-- GOAL --
Each entry below should be echoed exactly, with pictures omitted.

-- DATA FOR THIS TASK --
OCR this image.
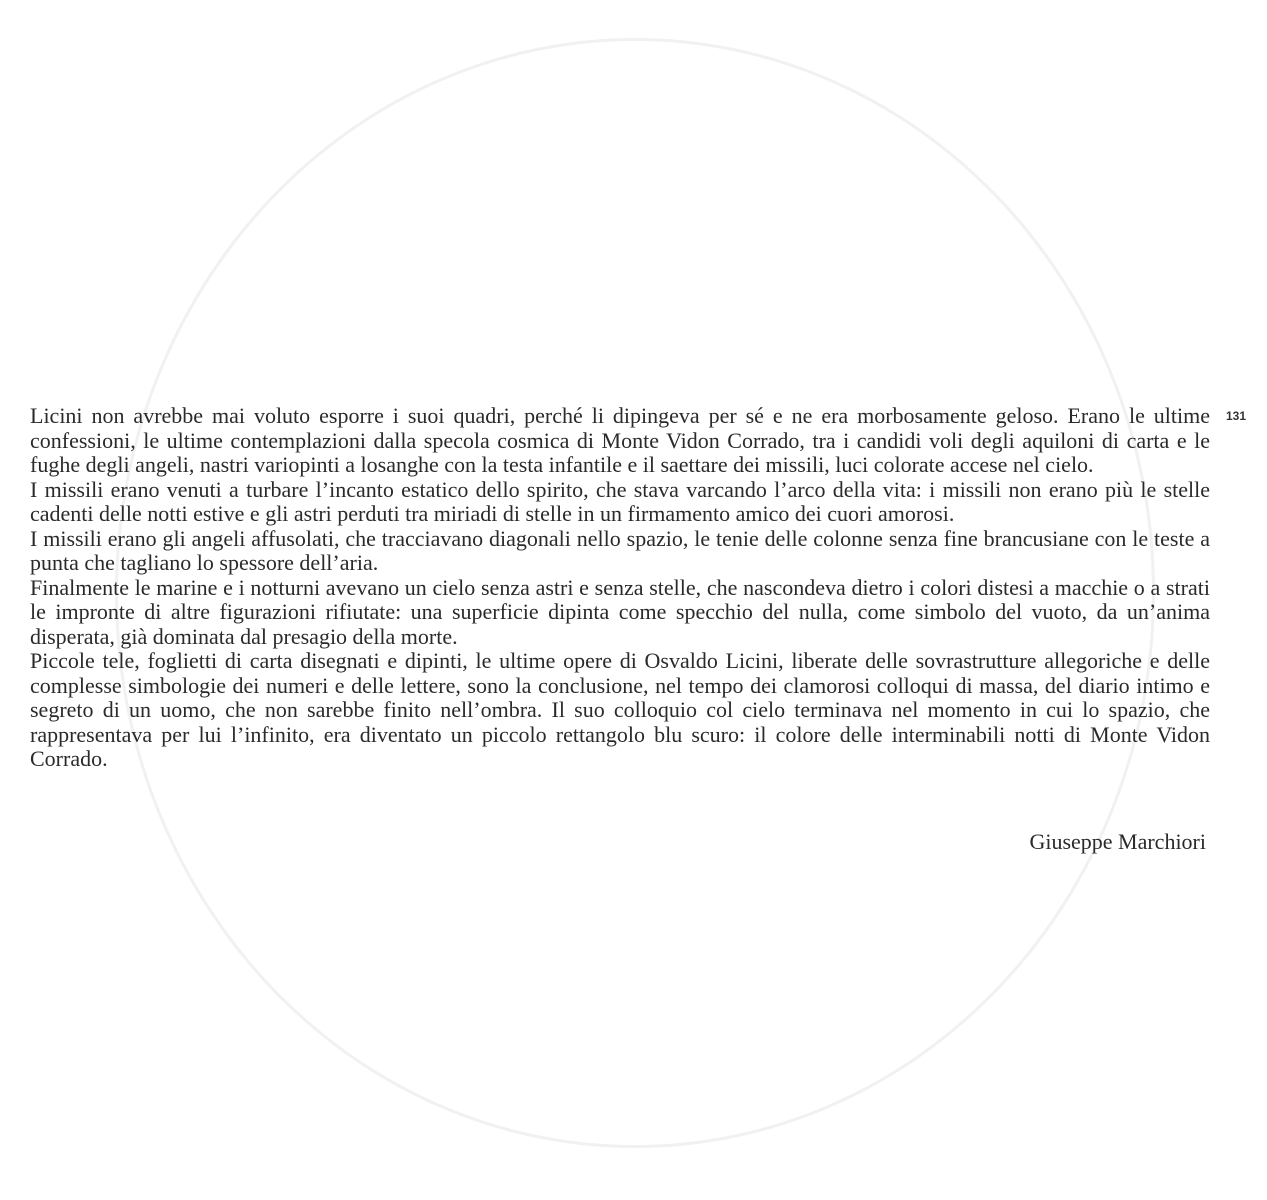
131

Licini non avrebbe mai voluto esporre i suoi quadri, perché li dipingeva per sé e ne era morbosamente geloso. Erano le ultime confessioni, le ultime contemplazioni dalla specola cosmica di Monte Vidon Corrado, tra i candidi voli degli aquiloni di carta e le fughe degli angeli, nastri variopinti a losanghe con la testa infantile e il saettare dei missili, luci colorate accese nel cielo.

I missili erano venuti a turbare l’incanto estatico dello spirito, che stava varcando l’arco della vita: i missili non erano più le stelle cadenti delle notti estive e gli astri perduti tra miriadi di stelle in un firmamento amico dei cuori amorosi.

I missili erano gli angeli affusolati, che tracciavano diagonali nello spazio, le tenie delle colonne senza fine brancusiane con le teste a punta che tagliano lo spessore dell’aria.

Finalmente le marine e i notturni avevano un cielo senza astri e senza stelle, che nascondeva dietro i colori distesi a macchie o a strati le impronte di altre figurazioni rifiutate: una superficie dipinta come specchio del nulla, come simbolo del vuoto, da un’anima disperata, già dominata dal presagio della morte.

Piccole tele, foglietti di carta disegnati e dipinti, le ultime opere di Osvaldo Licini, liberate delle sovrastrutture allegoriche e delle complesse simbologie dei numeri e delle lettere, sono la conclusione, nel tempo dei clamorosi colloqui di massa, del diario intimo e segreto di un uomo, che non sarebbe finito nell’ombra. Il suo colloquio col cielo terminava nel momento in cui lo spazio, che rappresentava per lui l’infinito, era diventato un piccolo rettangolo blu scuro: il colore delle interminabili notti di Monte Vidon Corrado.

Giuseppe Marchiori
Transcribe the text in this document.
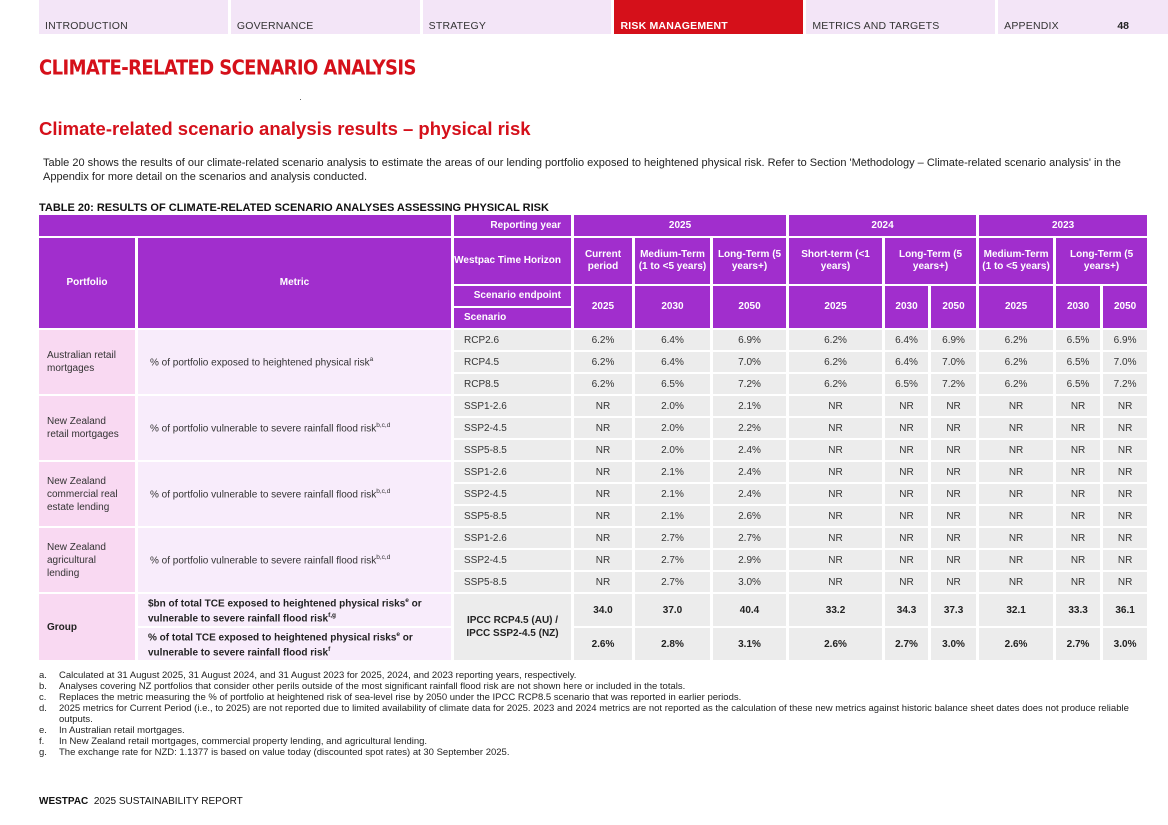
INTRODUCTION	GOVERNANCE	STRATEGY	RISK MANAGEMENT	METRICS AND TARGETS	APPENDIX	48
CLIMATE-RELATED SCENARIO ANALYSIS
Climate-related scenario analysis results – physical risk
Table 20 shows the results of our climate-related scenario analysis to estimate the areas of our lending portfolio exposed to heightened physical risk. Refer to Section 'Methodology – Climate-related scenario analysis' in the Appendix for more detail on the scenarios and analysis conducted.
TABLE 20: RESULTS OF CLIMATE-RELATED SCENARIO ANALYSES ASSESSING PHYSICAL RISK
		Reporting year	2025			2024			2023		
Portfolio	Metric	Westpac Time Horizon	Current period	Medium-Term (1 to <5 years)	Long-Term (5 years+)	Short-term (<1 years)	Long-Term (5 years+)		Medium-Term (1 to <5 years)	Long-Term (5 years+)	
		Scenario endpoint	2025	2030	2050	2025	2030	2050	2025	2030	2050
		Scenario									
Australian retail mortgages	% of portfolio exposed to heightened physical risk$^a$	RCP2.6	6.2%	6.4%	6.9%	6.2%	6.4%	6.9%	6.2%	6.5%	6.9%
		RCP4.5	6.2%	6.4%	7.0%	6.2%	6.4%	7.0%	6.2%	6.5%	7.0%
		RCP8.5	6.2%	6.5%	7.2%	6.2%	6.5%	7.2%	6.2%	6.5%	7.2%
New Zealand retail mortgages	% of portfolio vulnerable to severe rainfall flood risk$^{b,c,d}$	SSP1-2.6	NR	2.0%	2.1%	NR	NR	NR	NR	NR	NR
		SSP2-4.5	NR	2.0%	2.2%	NR	NR	NR	NR	NR	NR
		SSP5-8.5	NR	2.0%	2.4%	NR	NR	NR	NR	NR	NR
New Zealand commercial real estate lending	% of portfolio vulnerable to severe rainfall flood risk$^{b,c,d}$	SSP1-2.6	NR	2.1%	2.4%	NR	NR	NR	NR	NR	NR
		SSP2-4.5	NR	2.1%	2.4%	NR	NR	NR	NR	NR	NR
		SSP5-8.5	NR	2.1%	2.6%	NR	NR	NR	NR	NR	NR
New Zealand agricultural lending	% of portfolio vulnerable to severe rainfall flood risk$^{b,c,d}$	SSP1-2.6	NR	2.7%	2.7%	NR	NR	NR	NR	NR	NR
		SSP2-4.5	NR	2.7%	2.9%	NR	NR	NR	NR	NR	NR
		SSP5-8.5	NR	2.7%	3.0%	NR	NR	NR	NR	NR	NR
Group	$bn of total TCE exposed to heightened physical risks$^e$ or vulnerable to severe rainfall flood risk$^{f,g}$	IPCC RCP4.5 (AU) / IPCC SSP2-4.5 (NZ)	34.0	37.0	40.4	33.2	34.3	37.3	32.1	33.3	36.1
	% of total TCE exposed to heightened physical risks$^e$ or vulnerable to severe rainfall flood risk$^f$		2.6%	2.8%	3.1%	2.6%	2.7%	3.0%	2.6%	2.7%	3.0%
a.	Calculated at 31 August 2025, 31 August 2024, and 31 August 2023 for 2025, 2024, and 2023 reporting years, respectively.
b.	Analyses covering NZ portfolios that consider other perils outside of the most significant rainfall flood risk are not shown here or included in the totals.
c.	Replaces the metric measuring the % of portfolio at heightened risk of sea-level rise by 2050 under the IPCC RCP8.5 scenario that was reported in earlier periods.
d.	2025 metrics for Current Period (i.e., to 2025) are not reported due to limited availability of climate data for 2025. 2023 and 2024 metrics are not reported as the calculation of these new metrics against historic balance sheet dates does not produce reliable outputs.
e.	In Australian retail mortgages.
f.	In New Zealand retail mortgages, commercial property lending, and agricultural lending.
g.	The exchange rate for NZD: 1.1377 is based on value today (discounted spot rates) at 30 September 2025.
WESTPAC 2025 SUSTAINABILITY REPORT
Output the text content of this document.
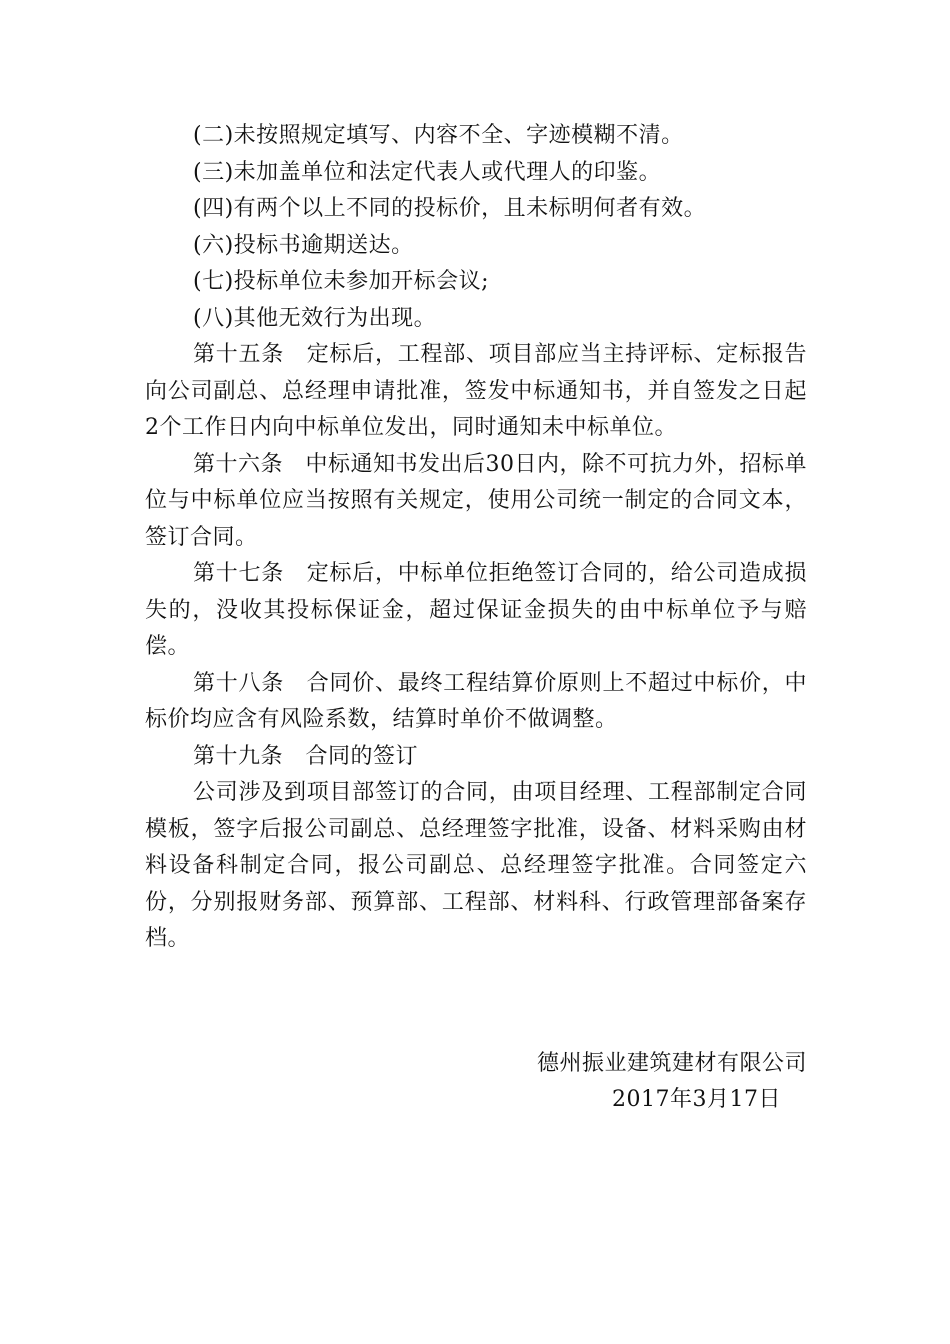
(二)未按照规定填写、内容不全、字迹模糊不清。

(三)未加盖单位和法定代表人或代理人的印鉴。

(四)有两个以上不同的投标价，且未标明何者有效。

(六)投标书逾期送达。

(七)投标单位未参加开标会议;

(八)其他无效行为出现。

第十五条　定标后，工程部、项目部应当主持评标、定标报告向公司副总、总经理申请批准，签发中标通知书，并自签发之日起2个工作日内向中标单位发出，同时通知未中标单位。

第十六条　中标通知书发出后30日内，除不可抗力外，招标单位与中标单位应当按照有关规定，使用公司统一制定的合同文本，签订合同。

第十七条　定标后，中标单位拒绝签订合同的，给公司造成损失的，没收其投标保证金，超过保证金损失的由中标单位予与赔偿。

第十八条　合同价、最终工程结算价原则上不超过中标价，中标价均应含有风险系数，结算时单价不做调整。

第十九条　合同的签订

公司涉及到项目部签订的合同，由项目经理、工程部制定合同模板，签字后报公司副总、总经理签字批准，设备、材料采购由材料设备科制定合同，报公司副总、总经理签字批准。合同签定六份，分别报财务部、预算部、工程部、材料科、行政管理部备案存档。

德州振业建筑建材有限公司
2017年3月17日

-- ANSWER TO THE PROBLEM --
OCR this image.
131

Licini non avrebbe mai voluto esporre i suoi quadri, perché li dipingeva per sé e ne era morbosamente geloso. Erano le ultime confessioni, le ultime contemplazioni dalla specola cosmica di Monte Vidon Corrado, tra i candidi voli degli aquiloni di carta e le fughe degli angeli, nastri variopinti a losanghe con la testa infantile e il saettare dei missili, luci colorate accese nel cielo.

I missili erano venuti a turbare l’incanto estatico dello spirito, che stava varcando l’arco della vita: i missili non erano più le stelle cadenti delle notti estive e gli astri perduti tra miriadi di stelle in un firmamento amico dei cuori amorosi.

I missili erano gli angeli affusolati, che tracciavano diagonali nello spazio, le tenie delle colonne senza fine brancusiane con le teste a punta che tagliano lo spessore dell’aria.

Finalmente le marine e i notturni avevano un cielo senza astri e senza stelle, che nascondeva dietro i colori distesi a macchie o a strati le impronte di altre figurazioni rifiutate: una superficie dipinta come specchio del nulla, come simbolo del vuoto, da un’anima disperata, già dominata dal presagio della morte.

Piccole tele, foglietti di carta disegnati e dipinti, le ultime opere di Osvaldo Licini, liberate delle sovrastrutture allegoriche e delle complesse simbologie dei numeri e delle lettere, sono la conclusione, nel tempo dei clamorosi colloqui di massa, del diario intimo e segreto di un uomo, che non sarebbe finito nell’ombra. Il suo colloquio col cielo terminava nel momento in cui lo spazio, che rappresentava per lui l’infinito, era diventato un piccolo rettangolo blu scuro: il colore delle interminabili notti di Monte Vidon Corrado.

Giuseppe Marchiori
Transcribe the text in this document.
INTRODUCTION	GOVERNANCE	STRATEGY	RISK MANAGEMENT	METRICS AND TARGETS	APPENDIX	48
CLIMATE-RELATED SCENARIO ANALYSIS
Climate-related scenario analysis results – physical risk
Table 20 shows the results of our climate-related scenario analysis to estimate the areas of our lending portfolio exposed to heightened physical risk. Refer to Section 'Methodology – Climate-related scenario analysis' in the Appendix for more detail on the scenarios and analysis conducted.
TABLE 20: RESULTS OF CLIMATE-RELATED SCENARIO ANALYSES ASSESSING PHYSICAL RISK
		Reporting year	2025			2024			2023		
Portfolio	Metric	Westpac Time Horizon	Current period	Medium-Term (1 to <5 years)	Long-Term (5 years+)	Short-term (<1 years)	Long-Term (5 years+)		Medium-Term (1 to <5 years)	Long-Term (5 years+)	
		Scenario endpoint	2025	2030	2050	2025	2030	2050	2025	2030	2050
		Scenario									
Australian retail mortgages	% of portfolio exposed to heightened physical risk$^a$	RCP2.6	6.2%	6.4%	6.9%	6.2%	6.4%	6.9%	6.2%	6.5%	6.9%
		RCP4.5	6.2%	6.4%	7.0%	6.2%	6.4%	7.0%	6.2%	6.5%	7.0%
		RCP8.5	6.2%	6.5%	7.2%	6.2%	6.5%	7.2%	6.2%	6.5%	7.2%
New Zealand retail mortgages	% of portfolio vulnerable to severe rainfall flood risk$^{b,c,d}$	SSP1-2.6	NR	2.0%	2.1%	NR	NR	NR	NR	NR	NR
		SSP2-4.5	NR	2.0%	2.2%	NR	NR	NR	NR	NR	NR
		SSP5-8.5	NR	2.0%	2.4%	NR	NR	NR	NR	NR	NR
New Zealand commercial real estate lending	% of portfolio vulnerable to severe rainfall flood risk$^{b,c,d}$	SSP1-2.6	NR	2.1%	2.4%	NR	NR	NR	NR	NR	NR
		SSP2-4.5	NR	2.1%	2.4%	NR	NR	NR	NR	NR	NR
		SSP5-8.5	NR	2.1%	2.6%	NR	NR	NR	NR	NR	NR
New Zealand agricultural lending	% of portfolio vulnerable to severe rainfall flood risk$^{b,c,d}$	SSP1-2.6	NR	2.7%	2.7%	NR	NR	NR	NR	NR	NR
		SSP2-4.5	NR	2.7%	2.9%	NR	NR	NR	NR	NR	NR
		SSP5-8.5	NR	2.7%	3.0%	NR	NR	NR	NR	NR	NR
Group	$bn of total TCE exposed to heightened physical risks$^e$ or vulnerable to severe rainfall flood risk$^{f,g}$	IPCC RCP4.5 (AU) / IPCC SSP2-4.5 (NZ)	34.0	37.0	40.4	33.2	34.3	37.3	32.1	33.3	36.1
	% of total TCE exposed to heightened physical risks$^e$ or vulnerable to severe rainfall flood risk$^f$		2.6%	2.8%	3.1%	2.6%	2.7%	3.0%	2.6%	2.7%	3.0%
a.	Calculated at 31 August 2025, 31 August 2024, and 31 August 2023 for 2025, 2024, and 2023 reporting years, respectively.
b.	Analyses covering NZ portfolios that consider other perils outside of the most significant rainfall flood risk are not shown here or included in the totals.
c.	Replaces the metric measuring the % of portfolio at heightened risk of sea-level rise by 2050 under the IPCC RCP8.5 scenario that was reported in earlier periods.
d.	2025 metrics for Current Period (i.e., to 2025) are not reported due to limited availability of climate data for 2025. 2023 and 2024 metrics are not reported as the calculation of these new metrics against historic balance sheet dates does not produce reliable outputs.
e.	In Australian retail mortgages.
f.	In New Zealand retail mortgages, commercial property lending, and agricultural lending.
g.	The exchange rate for NZD: 1.1377 is based on value today (discounted spot rates) at 30 September 2025.
WESTPAC 2025 SUSTAINABILITY REPORT
Output the text content of this document.
(二)未按照规定填写、内容不全、字迹模糊不清。

(三)未加盖单位和法定代表人或代理人的印鉴。

(四)有两个以上不同的投标价，且未标明何者有效。

(六)投标书逾期送达。

(七)投标单位未参加开标会议;

(八)其他无效行为出现。

第十五条　定标后，工程部、项目部应当主持评标、定标报告向公司副总、总经理申请批准，签发中标通知书，并自签发之日起2个工作日内向中标单位发出，同时通知未中标单位。

第十六条　中标通知书发出后30日内，除不可抗力外，招标单位与中标单位应当按照有关规定，使用公司统一制定的合同文本，签订合同。

第十七条　定标后，中标单位拒绝签订合同的，给公司造成损失的，没收其投标保证金，超过保证金损失的由中标单位予与赔偿。

第十八条　合同价、最终工程结算价原则上不超过中标价，中标价均应含有风险系数，结算时单价不做调整。

第十九条　合同的签订

公司涉及到项目部签订的合同，由项目经理、工程部制定合同模板，签字后报公司副总、总经理签字批准，设备、材料采购由材料设备科制定合同，报公司副总、总经理签字批准。合同签定六份，分别报财务部、预算部、工程部、材料科、行政管理部备案存档。

德州振业建筑建材有限公司
2017年3月17日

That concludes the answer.